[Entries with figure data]
########

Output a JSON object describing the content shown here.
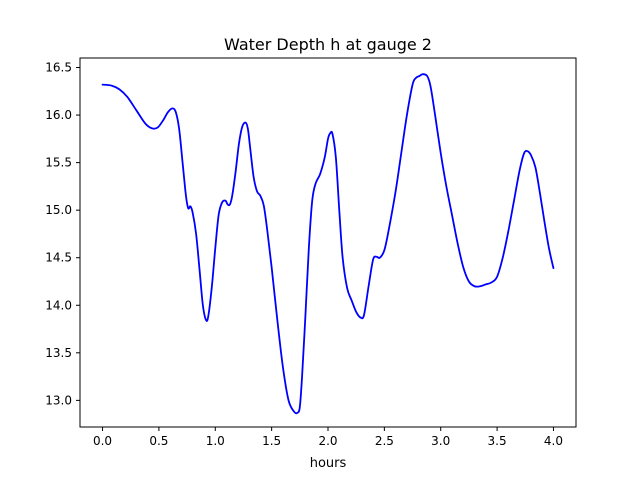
{
  "chart_data": {
    "type": "line",
    "title": "Water Depth h at gauge 2",
    "xlabel": "hours",
    "ylabel": "",
    "xlim": [
      -0.2,
      4.2
    ],
    "ylim": [
      12.72,
      16.6
    ],
    "xticks": [
      0.0,
      0.5,
      1.0,
      1.5,
      2.0,
      2.5,
      3.0,
      3.5,
      4.0
    ],
    "xtick_labels": [
      "0.0",
      "0.5",
      "1.0",
      "1.5",
      "2.0",
      "2.5",
      "3.0",
      "3.5",
      "4.0"
    ],
    "yticks": [
      13.0,
      13.5,
      14.0,
      14.5,
      15.0,
      15.5,
      16.0,
      16.5
    ],
    "ytick_labels": [
      "13.0",
      "13.5",
      "14.0",
      "14.5",
      "15.0",
      "15.5",
      "16.0",
      "16.5"
    ],
    "grid": false,
    "line_color": "#0000ff",
    "series": [
      {
        "x": [
          0.0,
          0.08,
          0.15,
          0.22,
          0.3,
          0.38,
          0.44,
          0.49,
          0.54,
          0.58,
          0.62,
          0.65,
          0.68,
          0.71,
          0.74,
          0.76,
          0.78,
          0.8,
          0.83,
          0.86,
          0.89,
          0.92,
          0.94,
          0.97,
          1.0,
          1.03,
          1.06,
          1.09,
          1.11,
          1.13,
          1.15,
          1.18,
          1.21,
          1.24,
          1.27,
          1.29,
          1.31,
          1.34,
          1.37,
          1.4,
          1.43,
          1.46,
          1.5,
          1.55,
          1.6,
          1.65,
          1.7,
          1.73,
          1.75,
          1.77,
          1.8,
          1.83,
          1.86,
          1.89,
          1.93,
          1.97,
          2.0,
          2.02,
          2.04,
          2.07,
          2.1,
          2.13,
          2.17,
          2.21,
          2.25,
          2.29,
          2.32,
          2.36,
          2.4,
          2.43,
          2.46,
          2.5,
          2.54,
          2.6,
          2.65,
          2.7,
          2.75,
          2.78,
          2.81,
          2.84,
          2.88,
          2.91,
          2.95,
          3.0,
          3.05,
          3.1,
          3.15,
          3.2,
          3.25,
          3.3,
          3.35,
          3.4,
          3.45,
          3.5,
          3.55,
          3.6,
          3.65,
          3.7,
          3.74,
          3.77,
          3.8,
          3.84,
          3.88,
          3.92,
          3.96,
          4.0
        ],
        "y": [
          16.32,
          16.31,
          16.27,
          16.19,
          16.05,
          15.91,
          15.86,
          15.87,
          15.95,
          16.03,
          16.07,
          16.03,
          15.85,
          15.5,
          15.15,
          15.02,
          15.04,
          14.97,
          14.75,
          14.38,
          14.0,
          13.84,
          13.9,
          14.2,
          14.6,
          14.95,
          15.08,
          15.1,
          15.06,
          15.06,
          15.15,
          15.4,
          15.7,
          15.88,
          15.92,
          15.85,
          15.65,
          15.35,
          15.2,
          15.15,
          15.05,
          14.8,
          14.4,
          13.85,
          13.35,
          13.0,
          12.88,
          12.87,
          12.93,
          13.25,
          13.9,
          14.6,
          15.1,
          15.28,
          15.38,
          15.55,
          15.75,
          15.81,
          15.8,
          15.55,
          15.0,
          14.5,
          14.18,
          14.05,
          13.93,
          13.87,
          13.9,
          14.2,
          14.48,
          14.51,
          14.5,
          14.58,
          14.8,
          15.2,
          15.6,
          16.0,
          16.32,
          16.39,
          16.41,
          16.43,
          16.41,
          16.3,
          16.0,
          15.6,
          15.25,
          14.95,
          14.65,
          14.4,
          14.25,
          14.2,
          14.2,
          14.22,
          14.24,
          14.3,
          14.5,
          14.78,
          15.1,
          15.42,
          15.6,
          15.62,
          15.58,
          15.45,
          15.18,
          14.88,
          14.6,
          14.39
        ]
      }
    ]
  }
}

########

§ Challenge
Reproduce every line of the material precisely, omitting its pictures.

§ Finished answer
Output a JSON object describing the content shown here.
{
  "chart_data": {
    "type": "line",
    "title": "Water Depth h at gauge 2",
    "xlabel": "hours",
    "ylabel": "",
    "xlim": [
      -0.2,
      4.2
    ],
    "ylim": [
      12.72,
      16.6
    ],
    "xticks": [
      0.0,
      0.5,
      1.0,
      1.5,
      2.0,
      2.5,
      3.0,
      3.5,
      4.0
    ],
    "xtick_labels": [
      "0.0",
      "0.5",
      "1.0",
      "1.5",
      "2.0",
      "2.5",
      "3.0",
      "3.5",
      "4.0"
    ],
    "yticks": [
      13.0,
      13.5,
      14.0,
      14.5,
      15.0,
      15.5,
      16.0,
      16.5
    ],
    "ytick_labels": [
      "13.0",
      "13.5",
      "14.0",
      "14.5",
      "15.0",
      "15.5",
      "16.0",
      "16.5"
    ],
    "grid": false,
    "line_color": "#0000ff",
    "series": [
      {
        "x": [
          0.0,
          0.08,
          0.15,
          0.22,
          0.3,
          0.38,
          0.44,
          0.49,
          0.54,
          0.58,
          0.62,
          0.65,
          0.68,
          0.71,
          0.74,
          0.76,
          0.78,
          0.8,
          0.83,
          0.86,
          0.89,
          0.92,
          0.94,
          0.97,
          1.0,
          1.03,
          1.06,
          1.09,
          1.11,
          1.13,
          1.15,
          1.18,
          1.21,
          1.24,
          1.27,
          1.29,
          1.31,
          1.34,
          1.37,
          1.4,
          1.43,
          1.46,
          1.5,
          1.55,
          1.6,
          1.65,
          1.7,
          1.73,
          1.75,
          1.77,
          1.8,
          1.83,
          1.86,
          1.89,
          1.93,
          1.97,
          2.0,
          2.02,
          2.04,
          2.07,
          2.1,
          2.13,
          2.17,
          2.21,
          2.25,
          2.29,
          2.32,
          2.36,
          2.4,
          2.43,
          2.46,
          2.5,
          2.54,
          2.6,
          2.65,
          2.7,
          2.75,
          2.78,
          2.81,
          2.84,
          2.88,
          2.91,
          2.95,
          3.0,
          3.05,
          3.1,
          3.15,
          3.2,
          3.25,
          3.3,
          3.35,
          3.4,
          3.45,
          3.5,
          3.55,
          3.6,
          3.65,
          3.7,
          3.74,
          3.77,
          3.8,
          3.84,
          3.88,
          3.92,
          3.96,
          4.0
        ],
        "y": [
          16.32,
          16.31,
          16.27,
          16.19,
          16.05,
          15.91,
          15.86,
          15.87,
          15.95,
          16.03,
          16.07,
          16.03,
          15.85,
          15.5,
          15.15,
          15.02,
          15.04,
          14.97,
          14.75,
          14.38,
          14.0,
          13.84,
          13.9,
          14.2,
          14.6,
          14.95,
          15.08,
          15.1,
          15.06,
          15.06,
          15.15,
          15.4,
          15.7,
          15.88,
          15.92,
          15.85,
          15.65,
          15.35,
          15.2,
          15.15,
          15.05,
          14.8,
          14.4,
          13.85,
          13.35,
          13.0,
          12.88,
          12.87,
          12.93,
          13.25,
          13.9,
          14.6,
          15.1,
          15.28,
          15.38,
          15.55,
          15.75,
          15.81,
          15.8,
          15.55,
          15.0,
          14.5,
          14.18,
          14.05,
          13.93,
          13.87,
          13.9,
          14.2,
          14.48,
          14.51,
          14.5,
          14.58,
          14.8,
          15.2,
          15.6,
          16.0,
          16.32,
          16.39,
          16.41,
          16.43,
          16.41,
          16.3,
          16.0,
          15.6,
          15.25,
          14.95,
          14.65,
          14.4,
          14.25,
          14.2,
          14.2,
          14.22,
          14.24,
          14.3,
          14.5,
          14.78,
          15.1,
          15.42,
          15.6,
          15.62,
          15.58,
          15.45,
          15.18,
          14.88,
          14.6,
          14.39
        ]
      }
    ]
  }
}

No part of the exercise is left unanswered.